start

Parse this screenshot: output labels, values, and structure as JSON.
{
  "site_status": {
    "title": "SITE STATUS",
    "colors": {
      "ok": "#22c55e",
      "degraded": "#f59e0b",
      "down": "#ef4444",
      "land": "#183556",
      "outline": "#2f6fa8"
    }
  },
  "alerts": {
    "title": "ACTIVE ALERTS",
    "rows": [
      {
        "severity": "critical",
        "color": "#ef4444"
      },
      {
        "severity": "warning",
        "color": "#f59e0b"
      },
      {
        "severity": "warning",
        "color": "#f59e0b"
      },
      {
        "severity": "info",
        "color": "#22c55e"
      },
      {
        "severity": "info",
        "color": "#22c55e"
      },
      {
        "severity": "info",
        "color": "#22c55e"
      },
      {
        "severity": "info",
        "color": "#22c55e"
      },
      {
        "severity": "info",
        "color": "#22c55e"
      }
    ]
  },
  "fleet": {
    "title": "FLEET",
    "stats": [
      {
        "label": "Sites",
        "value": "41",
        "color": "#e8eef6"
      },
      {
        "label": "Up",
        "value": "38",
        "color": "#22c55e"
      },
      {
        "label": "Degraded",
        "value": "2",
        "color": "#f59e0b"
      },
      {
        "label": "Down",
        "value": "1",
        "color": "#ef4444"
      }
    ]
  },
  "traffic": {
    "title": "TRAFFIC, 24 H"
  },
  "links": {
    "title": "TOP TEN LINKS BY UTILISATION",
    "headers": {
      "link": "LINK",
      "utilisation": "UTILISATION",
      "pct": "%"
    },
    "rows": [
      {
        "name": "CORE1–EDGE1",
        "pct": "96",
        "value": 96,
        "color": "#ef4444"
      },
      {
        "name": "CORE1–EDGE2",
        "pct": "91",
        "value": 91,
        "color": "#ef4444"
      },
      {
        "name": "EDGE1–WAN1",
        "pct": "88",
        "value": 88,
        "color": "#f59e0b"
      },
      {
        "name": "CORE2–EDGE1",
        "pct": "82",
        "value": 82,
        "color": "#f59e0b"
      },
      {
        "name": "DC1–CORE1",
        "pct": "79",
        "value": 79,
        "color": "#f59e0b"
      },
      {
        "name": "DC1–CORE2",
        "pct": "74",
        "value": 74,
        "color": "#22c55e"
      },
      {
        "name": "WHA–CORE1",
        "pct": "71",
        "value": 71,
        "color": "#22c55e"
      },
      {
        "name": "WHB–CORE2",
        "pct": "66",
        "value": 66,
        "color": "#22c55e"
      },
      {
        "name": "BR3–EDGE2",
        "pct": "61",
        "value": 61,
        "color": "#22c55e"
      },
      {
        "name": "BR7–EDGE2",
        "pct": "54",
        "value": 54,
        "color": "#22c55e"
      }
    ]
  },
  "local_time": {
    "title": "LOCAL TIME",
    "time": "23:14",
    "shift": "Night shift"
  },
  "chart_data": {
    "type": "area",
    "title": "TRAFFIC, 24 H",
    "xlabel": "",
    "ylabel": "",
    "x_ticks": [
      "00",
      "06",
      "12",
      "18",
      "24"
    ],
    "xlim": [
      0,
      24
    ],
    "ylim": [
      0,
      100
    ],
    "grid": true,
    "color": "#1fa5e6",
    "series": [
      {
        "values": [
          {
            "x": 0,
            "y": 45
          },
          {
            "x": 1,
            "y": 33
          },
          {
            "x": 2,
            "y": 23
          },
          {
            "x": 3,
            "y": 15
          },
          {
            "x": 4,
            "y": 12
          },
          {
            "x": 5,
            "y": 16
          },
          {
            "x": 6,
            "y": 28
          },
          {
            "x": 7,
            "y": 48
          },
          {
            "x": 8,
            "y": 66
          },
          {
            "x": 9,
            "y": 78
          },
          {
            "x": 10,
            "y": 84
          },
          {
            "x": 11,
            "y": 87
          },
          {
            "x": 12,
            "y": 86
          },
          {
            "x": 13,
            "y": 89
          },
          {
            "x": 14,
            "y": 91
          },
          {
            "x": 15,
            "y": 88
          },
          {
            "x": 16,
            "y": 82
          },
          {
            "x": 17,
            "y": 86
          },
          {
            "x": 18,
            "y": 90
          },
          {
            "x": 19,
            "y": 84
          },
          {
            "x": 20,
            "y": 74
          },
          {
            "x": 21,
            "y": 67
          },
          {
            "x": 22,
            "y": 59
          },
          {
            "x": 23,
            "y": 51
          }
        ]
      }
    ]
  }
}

end

Given instruction: Quote each line of the listing above exactly.

Complete output:
Parse this screenshot: output labels, values, and structure as JSON.
{
  "site_status": {
    "title": "SITE STATUS",
    "colors": {
      "ok": "#22c55e",
      "degraded": "#f59e0b",
      "down": "#ef4444",
      "land": "#183556",
      "outline": "#2f6fa8"
    }
  },
  "alerts": {
    "title": "ACTIVE ALERTS",
    "rows": [
      {
        "severity": "critical",
        "color": "#ef4444"
      },
      {
        "severity": "warning",
        "color": "#f59e0b"
      },
      {
        "severity": "warning",
        "color": "#f59e0b"
      },
      {
        "severity": "info",
        "color": "#22c55e"
      },
      {
        "severity": "info",
        "color": "#22c55e"
      },
      {
        "severity": "info",
        "color": "#22c55e"
      },
      {
        "severity": "info",
        "color": "#22c55e"
      },
      {
        "severity": "info",
        "color": "#22c55e"
      }
    ]
  },
  "fleet": {
    "title": "FLEET",
    "stats": [
      {
        "label": "Sites",
        "value": "41",
        "color": "#e8eef6"
      },
      {
        "label": "Up",
        "value": "38",
        "color": "#22c55e"
      },
      {
        "label": "Degraded",
        "value": "2",
        "color": "#f59e0b"
      },
      {
        "label": "Down",
        "value": "1",
        "color": "#ef4444"
      }
    ]
  },
  "traffic": {
    "title": "TRAFFIC, 24 H"
  },
  "links": {
    "title": "TOP TEN LINKS BY UTILISATION",
    "headers": {
      "link": "LINK",
      "utilisation": "UTILISATION",
      "pct": "%"
    },
    "rows": [
      {
        "name": "CORE1–EDGE1",
        "pct": "96",
        "value": 96,
        "color": "#ef4444"
      },
      {
        "name": "CORE1–EDGE2",
        "pct": "91",
        "value": 91,
        "color": "#ef4444"
      },
      {
        "name": "EDGE1–WAN1",
        "pct": "88",
        "value": 88,
        "color": "#f59e0b"
      },
      {
        "name": "CORE2–EDGE1",
        "pct": "82",
        "value": 82,
        "color": "#f59e0b"
      },
      {
        "name": "DC1–CORE1",
        "pct": "79",
        "value": 79,
        "color": "#f59e0b"
      },
      {
        "name": "DC1–CORE2",
        "pct": "74",
        "value": 74,
        "color": "#22c55e"
      },
      {
        "name": "WHA–CORE1",
        "pct": "71",
        "value": 71,
        "color": "#22c55e"
      },
      {
        "name": "WHB–CORE2",
        "pct": "66",
        "value": 66,
        "color": "#22c55e"
      },
      {
        "name": "BR3–EDGE2",
        "pct": "61",
        "value": 61,
        "color": "#22c55e"
      },
      {
        "name": "BR7–EDGE2",
        "pct": "54",
        "value": 54,
        "color": "#22c55e"
      }
    ]
  },
  "local_time": {
    "title": "LOCAL TIME",
    "time": "23:14",
    "shift": "Night shift"
  },
  "chart_data": {
    "type": "area",
    "title": "TRAFFIC, 24 H",
    "xlabel": "",
    "ylabel": "",
    "x_ticks": [
      "00",
      "06",
      "12",
      "18",
      "24"
    ],
    "xlim": [
      0,
      24
    ],
    "ylim": [
      0,
      100
    ],
    "grid": true,
    "color": "#1fa5e6",
    "series": [
      {
        "values": [
          {
            "x": 0,
            "y": 45
          },
          {
            "x": 1,
            "y": 33
          },
          {
            "x": 2,
            "y": 23
          },
          {
            "x": 3,
            "y": 15
          },
          {
            "x": 4,
            "y": 12
          },
          {
            "x": 5,
            "y": 16
          },
          {
            "x": 6,
            "y": 28
          },
          {
            "x": 7,
            "y": 48
          },
          {
            "x": 8,
            "y": 66
          },
          {
            "x": 9,
            "y": 78
          },
          {
            "x": 10,
            "y": 84
          },
          {
            "x": 11,
            "y": 87
          },
          {
            "x": 12,
            "y": 86
          },
          {
            "x": 13,
            "y": 89
          },
          {
            "x": 14,
            "y": 91
          },
          {
            "x": 15,
            "y": 88
          },
          {
            "x": 16,
            "y": 82
          },
          {
            "x": 17,
            "y": 86
          },
          {
            "x": 18,
            "y": 90
          },
          {
            "x": 19,
            "y": 84
          },
          {
            "x": 20,
            "y": 74
          },
          {
            "x": 21,
            "y": 67
          },
          {
            "x": 22,
            "y": 59
          },
          {
            "x": 23,
            "y": 51
          }
        ]
      }
    ]
  }
}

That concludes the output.